▶
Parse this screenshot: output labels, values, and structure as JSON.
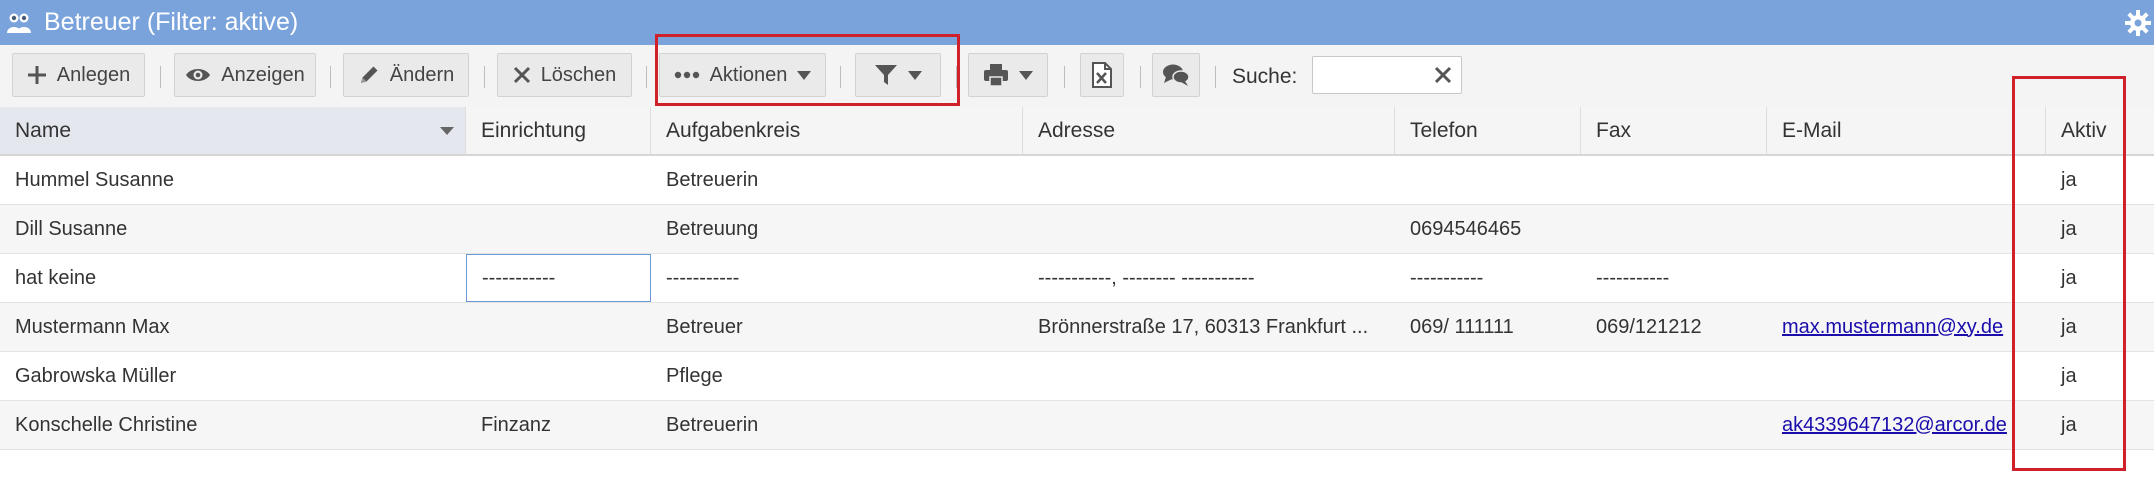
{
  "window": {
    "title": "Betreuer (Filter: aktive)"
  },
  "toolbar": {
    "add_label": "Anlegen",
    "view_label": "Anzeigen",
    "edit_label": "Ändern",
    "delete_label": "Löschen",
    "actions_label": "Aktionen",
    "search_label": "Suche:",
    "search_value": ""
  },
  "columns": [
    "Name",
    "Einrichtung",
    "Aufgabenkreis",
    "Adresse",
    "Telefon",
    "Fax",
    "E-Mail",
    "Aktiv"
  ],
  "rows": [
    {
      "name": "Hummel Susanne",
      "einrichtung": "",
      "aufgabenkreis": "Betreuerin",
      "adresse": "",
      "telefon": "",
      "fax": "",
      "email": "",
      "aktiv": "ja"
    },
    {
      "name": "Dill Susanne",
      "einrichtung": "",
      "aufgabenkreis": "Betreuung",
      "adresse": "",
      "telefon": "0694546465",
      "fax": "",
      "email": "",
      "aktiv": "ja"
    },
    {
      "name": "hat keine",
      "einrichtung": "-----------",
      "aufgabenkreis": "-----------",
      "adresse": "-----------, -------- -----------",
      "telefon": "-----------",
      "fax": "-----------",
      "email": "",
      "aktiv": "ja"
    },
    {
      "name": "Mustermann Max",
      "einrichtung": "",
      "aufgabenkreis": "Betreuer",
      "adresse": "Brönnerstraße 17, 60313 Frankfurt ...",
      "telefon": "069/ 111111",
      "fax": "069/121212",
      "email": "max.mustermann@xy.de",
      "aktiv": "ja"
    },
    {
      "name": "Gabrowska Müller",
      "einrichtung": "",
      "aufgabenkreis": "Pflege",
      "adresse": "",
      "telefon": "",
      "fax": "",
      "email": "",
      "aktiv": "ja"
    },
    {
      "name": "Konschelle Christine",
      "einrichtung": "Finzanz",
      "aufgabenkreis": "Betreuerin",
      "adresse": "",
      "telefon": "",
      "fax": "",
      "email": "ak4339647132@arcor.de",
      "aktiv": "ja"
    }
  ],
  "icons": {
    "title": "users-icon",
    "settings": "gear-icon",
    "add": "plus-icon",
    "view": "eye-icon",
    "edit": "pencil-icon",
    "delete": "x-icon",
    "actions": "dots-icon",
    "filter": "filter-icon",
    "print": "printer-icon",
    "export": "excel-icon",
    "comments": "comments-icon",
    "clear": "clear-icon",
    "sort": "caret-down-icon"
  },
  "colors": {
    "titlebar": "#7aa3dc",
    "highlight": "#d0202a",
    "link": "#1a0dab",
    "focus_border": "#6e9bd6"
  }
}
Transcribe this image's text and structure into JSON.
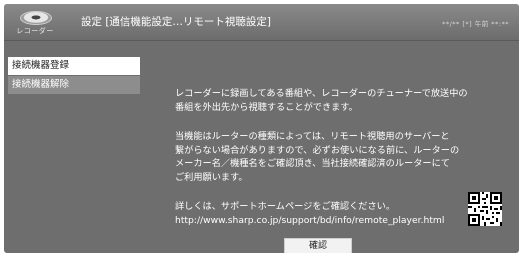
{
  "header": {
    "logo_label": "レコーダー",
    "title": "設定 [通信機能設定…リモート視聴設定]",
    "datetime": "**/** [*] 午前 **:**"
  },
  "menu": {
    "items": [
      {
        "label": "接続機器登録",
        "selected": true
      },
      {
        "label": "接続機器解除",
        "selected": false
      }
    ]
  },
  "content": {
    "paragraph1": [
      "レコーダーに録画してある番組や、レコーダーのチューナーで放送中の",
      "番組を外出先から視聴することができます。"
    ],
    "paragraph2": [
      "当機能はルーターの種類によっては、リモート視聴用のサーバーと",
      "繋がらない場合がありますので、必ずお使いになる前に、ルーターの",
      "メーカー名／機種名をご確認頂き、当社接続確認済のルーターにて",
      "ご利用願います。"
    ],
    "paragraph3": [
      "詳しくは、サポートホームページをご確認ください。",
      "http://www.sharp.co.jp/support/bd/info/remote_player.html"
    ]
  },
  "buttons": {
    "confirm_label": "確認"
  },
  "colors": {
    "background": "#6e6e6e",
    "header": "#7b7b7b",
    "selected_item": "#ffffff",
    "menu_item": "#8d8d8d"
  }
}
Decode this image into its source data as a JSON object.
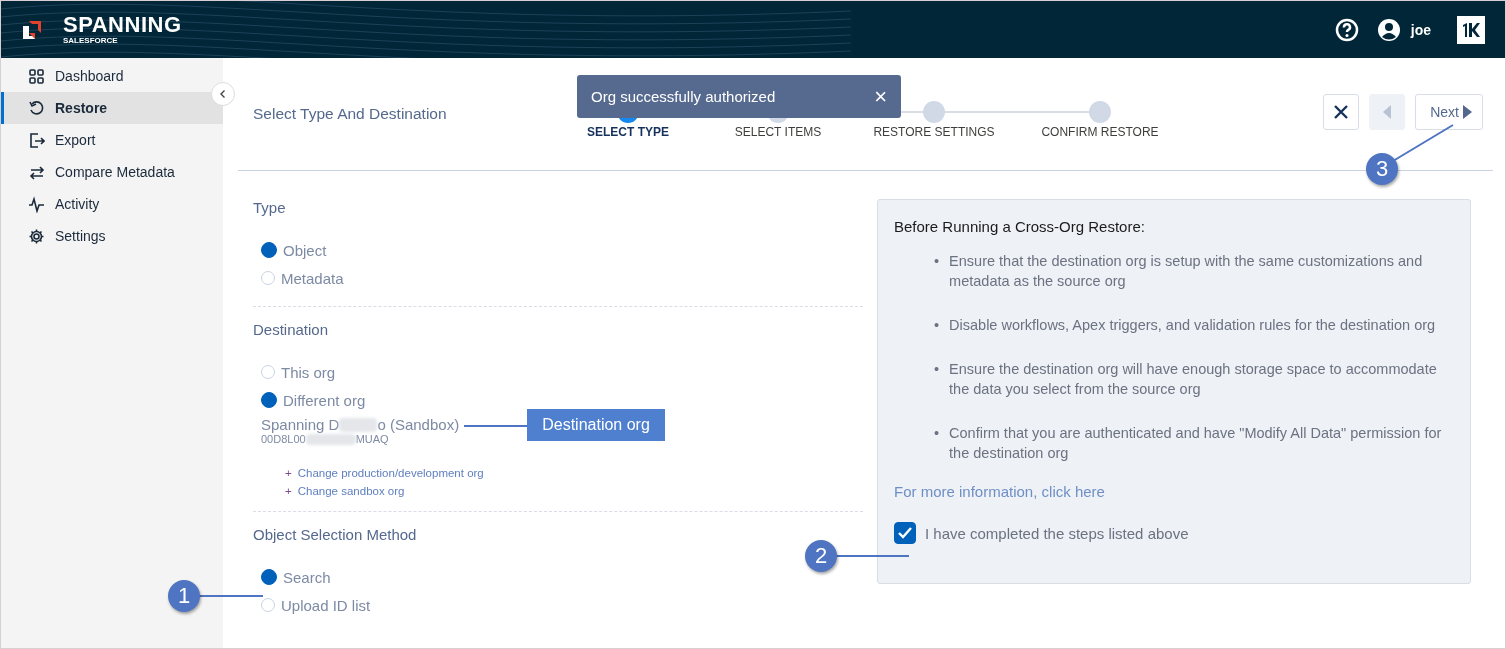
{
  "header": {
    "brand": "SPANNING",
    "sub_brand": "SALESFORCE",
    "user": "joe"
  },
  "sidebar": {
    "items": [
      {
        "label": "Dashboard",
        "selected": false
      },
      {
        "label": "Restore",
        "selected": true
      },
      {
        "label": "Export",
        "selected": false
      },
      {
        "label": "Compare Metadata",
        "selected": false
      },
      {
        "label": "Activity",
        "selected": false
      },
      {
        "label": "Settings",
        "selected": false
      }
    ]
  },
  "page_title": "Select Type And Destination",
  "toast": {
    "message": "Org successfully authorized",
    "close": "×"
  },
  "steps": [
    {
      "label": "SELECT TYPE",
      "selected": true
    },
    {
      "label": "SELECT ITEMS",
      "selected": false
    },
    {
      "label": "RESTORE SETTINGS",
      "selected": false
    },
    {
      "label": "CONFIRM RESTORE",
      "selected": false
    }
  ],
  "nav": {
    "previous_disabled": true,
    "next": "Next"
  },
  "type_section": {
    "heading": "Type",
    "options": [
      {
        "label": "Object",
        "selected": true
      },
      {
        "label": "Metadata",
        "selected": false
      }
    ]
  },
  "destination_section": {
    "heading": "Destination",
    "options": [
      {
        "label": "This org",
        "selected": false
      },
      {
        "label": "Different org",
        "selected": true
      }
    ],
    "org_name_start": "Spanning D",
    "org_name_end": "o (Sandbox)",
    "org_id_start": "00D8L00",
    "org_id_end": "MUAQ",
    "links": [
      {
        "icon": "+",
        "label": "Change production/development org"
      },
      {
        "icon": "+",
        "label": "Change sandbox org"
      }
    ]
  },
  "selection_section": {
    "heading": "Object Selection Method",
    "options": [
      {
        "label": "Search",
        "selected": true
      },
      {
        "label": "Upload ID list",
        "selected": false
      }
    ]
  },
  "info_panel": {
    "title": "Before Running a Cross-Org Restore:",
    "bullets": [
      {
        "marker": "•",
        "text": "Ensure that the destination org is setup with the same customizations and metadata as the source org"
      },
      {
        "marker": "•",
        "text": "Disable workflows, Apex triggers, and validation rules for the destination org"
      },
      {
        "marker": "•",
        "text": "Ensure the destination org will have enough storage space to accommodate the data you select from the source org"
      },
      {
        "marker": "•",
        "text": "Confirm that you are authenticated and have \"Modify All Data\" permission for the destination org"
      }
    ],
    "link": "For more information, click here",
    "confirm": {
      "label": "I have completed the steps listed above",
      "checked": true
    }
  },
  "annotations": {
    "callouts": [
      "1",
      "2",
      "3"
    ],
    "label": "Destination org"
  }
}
◀
[Given problem]: Gather each line in the data that holds the string "image".

[Finished exercise]:
Transcribe this image's text and structure into JSON.
Decode this image into its source data as a JSON object.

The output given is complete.